* _Activities_:
(A) Summarize the text on IFFC refereeing in two sentences.
(B) Repeat everything from "In the early" down to "was rather wide." in the IFFC refereeing text.
(C) Finish out the next part of the IFFC refereeing text, carrying on from its last sentence.

* _Text block_:
[Start of section]

In the early IFFC days, the BFA (Beijing Football Association) was in charge of refereeing our matches in which the IFFC (incl. Tian Lin as a player) experienced a stiff, but well organized refereeing system and as soon the IFFC organized their club internal referee system, finally the IFFC Organization was able to decide about which match which referee could referee. In the beginning there was surely the lack of experience. Often referees were exchanged, new referees came and went, new FIFA rules were not checked if been introduced and the gap between referees and, the organizer as well as the teams was rather wide.
For more than 10 years the IFFC developed a steady growth of IFFC experienced referees. From few meetings between the IFFC and its officials just before the season, in the break or afterwards in the old days, now the IFFC organizes a weekly sit together which includes a constructive discussion of IFFC match matters regarding the last and the upcoming matches lead by ExCo member Tian Lin. IFFC ExCo chairman Robert Gonnella is taking part at every second meeting (twice a month) and inputs from the teams point of view specific details up ’til the general mood about the matches. Also as we had before the so-called “No.1 referee” (as thought by IFFC and its teams) who refereed too many matches. This resulted in teams rebelling for always getting the same referee. As we all know, team mostly remember the referee “mistakes” (against the own team) and if just one certain official is constantly in charge for a longer period of time, his calls (right or wrong) are taken personal and (some) teams start seeing the referee as bias and unfair. Worse, the other referees (some stuck as linesmen) felt “lesser” trusted and could never developed a self confidence or gain experience which is needed to referee the “Laowais” of the IFFC (who know it always better).

[End of section]

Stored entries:

[Start of section]

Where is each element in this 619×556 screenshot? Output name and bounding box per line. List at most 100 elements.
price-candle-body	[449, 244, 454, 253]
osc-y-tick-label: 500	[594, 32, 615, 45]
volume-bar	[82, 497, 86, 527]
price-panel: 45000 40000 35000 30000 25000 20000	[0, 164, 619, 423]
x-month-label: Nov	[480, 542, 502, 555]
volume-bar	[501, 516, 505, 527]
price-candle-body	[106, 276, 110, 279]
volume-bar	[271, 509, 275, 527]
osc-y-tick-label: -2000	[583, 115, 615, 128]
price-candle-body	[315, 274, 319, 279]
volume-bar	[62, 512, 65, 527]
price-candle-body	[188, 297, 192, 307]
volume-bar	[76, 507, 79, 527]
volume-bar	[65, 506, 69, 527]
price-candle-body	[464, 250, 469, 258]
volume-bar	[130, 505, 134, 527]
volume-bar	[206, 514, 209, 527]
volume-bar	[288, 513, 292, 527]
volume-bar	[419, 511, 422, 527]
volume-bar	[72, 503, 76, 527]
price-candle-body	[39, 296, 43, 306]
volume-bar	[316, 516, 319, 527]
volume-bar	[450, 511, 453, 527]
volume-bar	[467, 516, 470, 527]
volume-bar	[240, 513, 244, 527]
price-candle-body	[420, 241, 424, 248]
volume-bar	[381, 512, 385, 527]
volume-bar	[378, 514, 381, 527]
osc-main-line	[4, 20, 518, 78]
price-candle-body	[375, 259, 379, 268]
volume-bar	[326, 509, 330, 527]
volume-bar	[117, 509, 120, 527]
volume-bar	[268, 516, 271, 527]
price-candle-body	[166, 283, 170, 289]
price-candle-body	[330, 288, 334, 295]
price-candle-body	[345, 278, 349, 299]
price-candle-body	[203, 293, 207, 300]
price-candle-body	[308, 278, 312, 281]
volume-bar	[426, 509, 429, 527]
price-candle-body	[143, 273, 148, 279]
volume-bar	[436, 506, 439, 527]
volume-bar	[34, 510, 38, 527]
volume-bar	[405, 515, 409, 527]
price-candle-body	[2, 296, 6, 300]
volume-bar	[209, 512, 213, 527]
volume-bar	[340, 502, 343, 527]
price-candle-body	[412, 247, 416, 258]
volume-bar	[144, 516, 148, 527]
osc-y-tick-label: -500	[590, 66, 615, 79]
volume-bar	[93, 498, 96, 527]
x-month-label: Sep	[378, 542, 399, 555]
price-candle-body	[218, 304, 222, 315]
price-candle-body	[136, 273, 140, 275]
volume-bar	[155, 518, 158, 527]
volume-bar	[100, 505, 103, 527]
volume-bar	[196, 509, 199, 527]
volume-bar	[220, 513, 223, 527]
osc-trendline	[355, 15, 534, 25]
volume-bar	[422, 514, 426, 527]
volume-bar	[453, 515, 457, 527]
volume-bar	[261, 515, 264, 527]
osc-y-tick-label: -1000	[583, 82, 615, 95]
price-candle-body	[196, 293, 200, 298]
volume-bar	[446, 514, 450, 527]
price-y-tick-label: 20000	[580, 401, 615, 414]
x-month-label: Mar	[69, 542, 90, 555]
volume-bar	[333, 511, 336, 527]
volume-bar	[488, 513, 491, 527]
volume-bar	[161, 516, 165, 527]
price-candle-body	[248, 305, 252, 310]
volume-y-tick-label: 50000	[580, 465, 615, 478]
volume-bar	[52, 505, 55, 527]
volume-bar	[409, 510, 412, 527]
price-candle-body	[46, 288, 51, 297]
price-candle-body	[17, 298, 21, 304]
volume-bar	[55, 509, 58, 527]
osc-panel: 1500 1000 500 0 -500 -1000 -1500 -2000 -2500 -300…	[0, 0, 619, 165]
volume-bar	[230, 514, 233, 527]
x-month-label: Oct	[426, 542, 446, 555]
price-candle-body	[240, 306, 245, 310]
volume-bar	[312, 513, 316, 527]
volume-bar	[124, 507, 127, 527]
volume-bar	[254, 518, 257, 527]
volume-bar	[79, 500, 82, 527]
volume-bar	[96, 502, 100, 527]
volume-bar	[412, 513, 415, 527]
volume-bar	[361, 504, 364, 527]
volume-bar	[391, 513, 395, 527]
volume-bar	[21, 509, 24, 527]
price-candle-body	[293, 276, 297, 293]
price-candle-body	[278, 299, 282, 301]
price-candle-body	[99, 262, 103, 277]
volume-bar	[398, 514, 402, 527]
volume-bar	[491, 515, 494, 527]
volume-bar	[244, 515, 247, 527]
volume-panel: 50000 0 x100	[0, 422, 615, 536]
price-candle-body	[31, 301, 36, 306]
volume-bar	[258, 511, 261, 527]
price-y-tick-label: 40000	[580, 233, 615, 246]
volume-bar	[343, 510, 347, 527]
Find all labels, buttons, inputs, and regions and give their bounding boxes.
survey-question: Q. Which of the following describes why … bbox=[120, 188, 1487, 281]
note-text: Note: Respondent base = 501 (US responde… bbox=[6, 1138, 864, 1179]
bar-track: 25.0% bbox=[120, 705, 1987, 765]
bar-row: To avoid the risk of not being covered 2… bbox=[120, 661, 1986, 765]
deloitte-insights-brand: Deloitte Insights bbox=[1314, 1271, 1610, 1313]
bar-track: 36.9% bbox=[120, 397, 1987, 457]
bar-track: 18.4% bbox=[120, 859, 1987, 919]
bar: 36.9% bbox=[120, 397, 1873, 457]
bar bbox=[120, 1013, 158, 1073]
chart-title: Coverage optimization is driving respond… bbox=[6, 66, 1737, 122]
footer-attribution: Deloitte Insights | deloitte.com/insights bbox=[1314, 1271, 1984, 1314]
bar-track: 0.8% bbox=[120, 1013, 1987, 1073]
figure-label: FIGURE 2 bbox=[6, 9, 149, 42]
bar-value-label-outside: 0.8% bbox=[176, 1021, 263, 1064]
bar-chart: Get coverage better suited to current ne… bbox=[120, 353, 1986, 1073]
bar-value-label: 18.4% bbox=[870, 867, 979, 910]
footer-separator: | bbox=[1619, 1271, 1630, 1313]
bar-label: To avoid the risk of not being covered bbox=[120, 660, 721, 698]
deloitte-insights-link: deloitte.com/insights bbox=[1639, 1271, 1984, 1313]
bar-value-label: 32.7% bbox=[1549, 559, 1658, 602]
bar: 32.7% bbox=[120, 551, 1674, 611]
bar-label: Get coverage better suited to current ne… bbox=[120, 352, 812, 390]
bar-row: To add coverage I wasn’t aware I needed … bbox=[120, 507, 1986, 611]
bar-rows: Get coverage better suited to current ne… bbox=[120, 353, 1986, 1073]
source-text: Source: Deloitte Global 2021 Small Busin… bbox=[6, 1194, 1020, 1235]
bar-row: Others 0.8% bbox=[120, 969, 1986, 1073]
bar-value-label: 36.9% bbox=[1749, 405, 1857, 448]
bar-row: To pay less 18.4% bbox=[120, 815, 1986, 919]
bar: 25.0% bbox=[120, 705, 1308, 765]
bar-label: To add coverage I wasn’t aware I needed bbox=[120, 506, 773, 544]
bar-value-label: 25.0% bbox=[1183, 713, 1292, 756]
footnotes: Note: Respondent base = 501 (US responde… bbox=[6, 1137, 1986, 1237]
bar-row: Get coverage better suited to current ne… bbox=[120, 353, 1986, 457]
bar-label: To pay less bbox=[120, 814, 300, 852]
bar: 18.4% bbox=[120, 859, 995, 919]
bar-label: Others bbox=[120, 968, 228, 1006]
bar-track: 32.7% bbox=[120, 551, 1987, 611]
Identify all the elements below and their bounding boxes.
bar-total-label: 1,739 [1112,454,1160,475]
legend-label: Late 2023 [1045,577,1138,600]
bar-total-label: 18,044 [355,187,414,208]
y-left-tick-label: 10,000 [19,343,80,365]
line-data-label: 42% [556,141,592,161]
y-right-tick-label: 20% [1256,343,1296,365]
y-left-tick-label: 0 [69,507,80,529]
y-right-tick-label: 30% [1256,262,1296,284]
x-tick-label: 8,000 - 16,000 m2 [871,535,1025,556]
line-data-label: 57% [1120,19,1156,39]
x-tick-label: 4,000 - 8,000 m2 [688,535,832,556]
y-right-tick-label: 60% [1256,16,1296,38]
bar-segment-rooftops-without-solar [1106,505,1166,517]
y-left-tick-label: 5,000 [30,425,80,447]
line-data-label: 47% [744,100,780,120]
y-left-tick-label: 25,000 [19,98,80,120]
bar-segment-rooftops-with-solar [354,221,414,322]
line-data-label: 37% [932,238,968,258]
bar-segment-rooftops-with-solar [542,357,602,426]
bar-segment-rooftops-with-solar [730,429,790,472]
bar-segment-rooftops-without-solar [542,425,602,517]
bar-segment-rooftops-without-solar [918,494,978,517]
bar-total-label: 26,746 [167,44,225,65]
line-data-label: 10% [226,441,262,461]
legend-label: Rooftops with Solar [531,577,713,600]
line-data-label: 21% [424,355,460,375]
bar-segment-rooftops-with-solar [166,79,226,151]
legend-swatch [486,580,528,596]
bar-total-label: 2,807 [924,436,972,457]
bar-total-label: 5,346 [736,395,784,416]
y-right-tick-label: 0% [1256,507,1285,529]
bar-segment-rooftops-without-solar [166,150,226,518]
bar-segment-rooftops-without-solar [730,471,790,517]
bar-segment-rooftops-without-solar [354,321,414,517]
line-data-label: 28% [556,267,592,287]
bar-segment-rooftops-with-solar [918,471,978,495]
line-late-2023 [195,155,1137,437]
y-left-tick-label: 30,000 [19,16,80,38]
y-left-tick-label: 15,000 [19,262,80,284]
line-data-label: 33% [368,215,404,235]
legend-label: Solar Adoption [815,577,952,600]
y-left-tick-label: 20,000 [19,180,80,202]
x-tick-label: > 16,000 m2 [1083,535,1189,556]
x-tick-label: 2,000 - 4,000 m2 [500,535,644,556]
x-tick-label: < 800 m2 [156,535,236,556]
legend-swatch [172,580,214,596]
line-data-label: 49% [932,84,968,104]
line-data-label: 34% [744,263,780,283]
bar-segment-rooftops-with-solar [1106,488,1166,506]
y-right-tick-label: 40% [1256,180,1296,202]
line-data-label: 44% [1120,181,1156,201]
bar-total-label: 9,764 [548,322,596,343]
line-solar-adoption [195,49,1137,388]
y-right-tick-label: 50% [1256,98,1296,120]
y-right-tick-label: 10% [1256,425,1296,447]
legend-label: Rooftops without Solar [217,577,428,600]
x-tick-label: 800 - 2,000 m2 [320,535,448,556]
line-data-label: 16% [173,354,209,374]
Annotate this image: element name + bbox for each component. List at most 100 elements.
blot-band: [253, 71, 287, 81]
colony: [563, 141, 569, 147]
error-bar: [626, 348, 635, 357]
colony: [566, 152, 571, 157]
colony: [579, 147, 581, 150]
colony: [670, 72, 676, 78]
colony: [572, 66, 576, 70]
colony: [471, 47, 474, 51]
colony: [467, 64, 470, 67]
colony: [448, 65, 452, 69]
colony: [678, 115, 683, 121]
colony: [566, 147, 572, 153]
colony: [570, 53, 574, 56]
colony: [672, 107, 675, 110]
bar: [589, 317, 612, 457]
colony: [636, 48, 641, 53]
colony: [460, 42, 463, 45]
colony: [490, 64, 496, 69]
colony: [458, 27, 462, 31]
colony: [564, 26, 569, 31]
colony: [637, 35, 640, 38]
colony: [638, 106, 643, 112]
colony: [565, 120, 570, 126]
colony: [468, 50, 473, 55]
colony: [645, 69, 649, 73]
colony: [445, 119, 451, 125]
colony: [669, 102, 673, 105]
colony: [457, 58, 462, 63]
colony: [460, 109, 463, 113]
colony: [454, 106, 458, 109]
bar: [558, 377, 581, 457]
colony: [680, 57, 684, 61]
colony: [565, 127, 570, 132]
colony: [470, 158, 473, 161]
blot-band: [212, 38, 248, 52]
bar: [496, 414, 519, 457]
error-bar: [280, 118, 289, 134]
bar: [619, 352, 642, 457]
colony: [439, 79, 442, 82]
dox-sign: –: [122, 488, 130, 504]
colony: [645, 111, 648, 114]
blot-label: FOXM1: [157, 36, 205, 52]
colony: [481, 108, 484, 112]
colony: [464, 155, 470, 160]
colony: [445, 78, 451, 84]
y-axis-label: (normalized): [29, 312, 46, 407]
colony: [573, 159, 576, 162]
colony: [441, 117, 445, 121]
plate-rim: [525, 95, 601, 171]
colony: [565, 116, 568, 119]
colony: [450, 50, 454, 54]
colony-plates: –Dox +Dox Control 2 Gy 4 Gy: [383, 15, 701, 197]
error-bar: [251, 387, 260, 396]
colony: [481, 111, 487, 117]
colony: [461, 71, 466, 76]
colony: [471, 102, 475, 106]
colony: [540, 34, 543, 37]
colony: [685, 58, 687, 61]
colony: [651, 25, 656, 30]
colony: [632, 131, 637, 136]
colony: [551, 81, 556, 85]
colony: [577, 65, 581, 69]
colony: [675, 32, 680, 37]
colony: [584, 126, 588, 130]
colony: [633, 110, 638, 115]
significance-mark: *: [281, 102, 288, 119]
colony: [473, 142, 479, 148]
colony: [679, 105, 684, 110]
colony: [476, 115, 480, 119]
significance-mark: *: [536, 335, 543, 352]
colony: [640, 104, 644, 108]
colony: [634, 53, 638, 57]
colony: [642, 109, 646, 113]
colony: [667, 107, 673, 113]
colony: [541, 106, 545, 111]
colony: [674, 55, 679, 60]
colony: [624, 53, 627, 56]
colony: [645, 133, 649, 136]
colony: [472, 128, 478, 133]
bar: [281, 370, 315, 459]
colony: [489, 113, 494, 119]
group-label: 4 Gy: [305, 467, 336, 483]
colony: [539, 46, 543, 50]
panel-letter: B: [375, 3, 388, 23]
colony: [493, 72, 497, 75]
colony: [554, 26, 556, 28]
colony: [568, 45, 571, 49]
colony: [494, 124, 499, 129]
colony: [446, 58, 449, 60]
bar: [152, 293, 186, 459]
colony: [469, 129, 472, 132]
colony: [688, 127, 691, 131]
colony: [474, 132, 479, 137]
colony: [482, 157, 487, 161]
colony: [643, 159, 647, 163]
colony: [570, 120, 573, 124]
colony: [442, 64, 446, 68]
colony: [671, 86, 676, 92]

[End of section]

* _Numbered answers_:
(A) At first the Beijing Football Association refereed IFFC matches, and when the IFFC set up its own internal referee system it struggled with inexperience, frequent changes of referees, unchecked new FIFA rules and a wide gap between referees, the organizer and the teams. Over more than ten years the IFFC has built up a steady growth of experienced referees and now holds weekly meetings led by Tian Lin, having also faced a problem when one so-called "No.1 referee" handled too many matches, which led teams to rebel and left other referees without the confidence and experience they needed.

(B)
In the early IFFC days, the BFA (Beijing Football Association) was in charge of refereeing our matches in which the IFFC (incl. Tian Lin as a player) experienced a stiff, but well organized refereeing system and as soon the IFFC organized their club internal referee system, finally the IFFC Organization was able to decide about which match which referee could referee. In the beginning there was surely the lack of experience. Often referees were exchanged, new referees came and went, new FIFA rules were not checked if been introduced and the gap between referees and, the organizer as well as the teams was rather wide.

(C)
Every season, the IFFC Organization aims to constantly develop and raise the quality level of the referees. With the full support of the IFFC ExCo behind OUR referees, the main goal for the club is to continue to develop the referees’ self confidence, establish a good cooperation and communication (among the referees themselves and with the ExCo, and teams) and ensure the review and study of the constantly changing rules (FIFA Rules as well as IFFC Rules). The IFFC set up a following system:
As referees also grade the team’s appearance performance (behavior and manners), each team gives the referee a grade after the match. In order to achieve a better understanding of the grade, each team is encouraged to write comments of the referee performance on the match sheet. When a bad grade is given, explain why, his errors and what he could have done better or instead. The more time you spend on your explanation, the better the chance is, that in the weekly referee meeting, the mistakes are properly reviewed and discussed and a better solution found for next time. Speaking or even yelling at the referee during and after the match does not reach the referee’s mind and soul, especially when you or your team members are in a very excited (angry) mood. It will rather be counter productive and the referee(s) rather believe that the frustration (for example match loss) is fully put on him or linemen to blame. Shouted at, yelled at or constantly being criticized during a match, there would any human being just “shut off the brain” and think “let the complainer just talk and I anyway have no energy to listen whatever” even though there was a rightfully complained mistake which in the end (in a right way expressed like writing it in the report) could be dealt with and corrected among with the other referees. The referee expects to be respected as a human being as well as his decisions, even though human error in refereeing exists everywhere in world including the world cup.